Your goal: Identify all lines in the data containing the string "Epochs". Copy them out.

* Start Provided data *

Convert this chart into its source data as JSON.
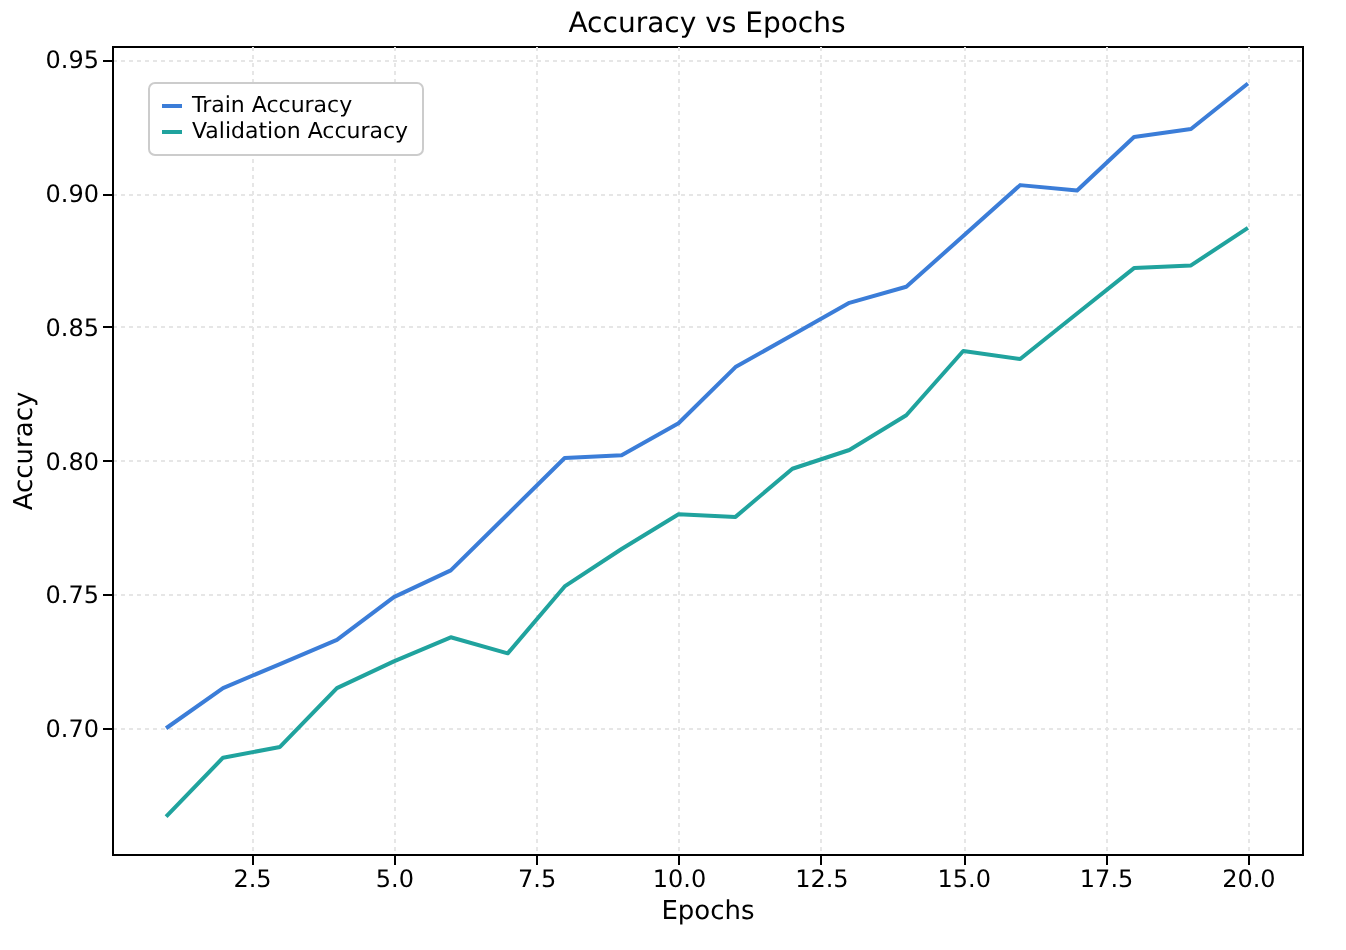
{
  "chart_data": {
    "type": "line",
    "title": "Accuracy vs Epochs",
    "xlabel": "Epochs",
    "ylabel": "Accuracy",
    "x": [
      1,
      2,
      3,
      4,
      5,
      6,
      7,
      8,
      9,
      10,
      11,
      12,
      13,
      14,
      15,
      16,
      17,
      18,
      19,
      20
    ],
    "series": [
      {
        "name": "Train Accuracy",
        "color": "#3b7dd8",
        "values": [
          0.7,
          0.715,
          0.724,
          0.733,
          0.749,
          0.759,
          0.78,
          0.801,
          0.802,
          0.814,
          0.835,
          0.847,
          0.859,
          0.865,
          0.884,
          0.903,
          0.901,
          0.921,
          0.924,
          0.941
        ]
      },
      {
        "name": "Validation Accuracy",
        "color": "#20a39e",
        "values": [
          0.667,
          0.689,
          0.693,
          0.715,
          0.725,
          0.734,
          0.728,
          0.753,
          0.767,
          0.78,
          0.779,
          0.797,
          0.804,
          0.817,
          0.841,
          0.838,
          0.855,
          0.872,
          0.873,
          0.887
        ]
      }
    ],
    "xlim": [
      0.05,
      20.95
    ],
    "ylim": [
      0.653,
      0.955
    ],
    "xticks": [
      {
        "value": 2.5,
        "label": "2.5"
      },
      {
        "value": 5,
        "label": "5.0"
      },
      {
        "value": 7.5,
        "label": "7.5"
      },
      {
        "value": 10,
        "label": "10.0"
      },
      {
        "value": 12.5,
        "label": "12.5"
      },
      {
        "value": 15,
        "label": "15.0"
      },
      {
        "value": 17.5,
        "label": "17.5"
      },
      {
        "value": 20,
        "label": "20.0"
      }
    ],
    "yticks": [
      {
        "value": 0.7,
        "label": "0.70"
      },
      {
        "value": 0.75,
        "label": "0.75"
      },
      {
        "value": 0.8,
        "label": "0.80"
      },
      {
        "value": 0.85,
        "label": "0.85"
      },
      {
        "value": 0.9,
        "label": "0.90"
      },
      {
        "value": 0.95,
        "label": "0.95"
      }
    ],
    "grid": true,
    "legend": "top left",
    "marker": "none",
    "line_style": "solid"
  }
}
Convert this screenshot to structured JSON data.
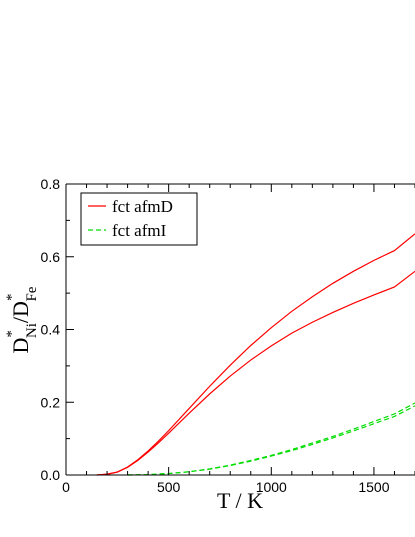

* End Provided data *

Result for this exercise:
    "title": "Accuracy vs Epochs",
    "xlabel": "Epochs",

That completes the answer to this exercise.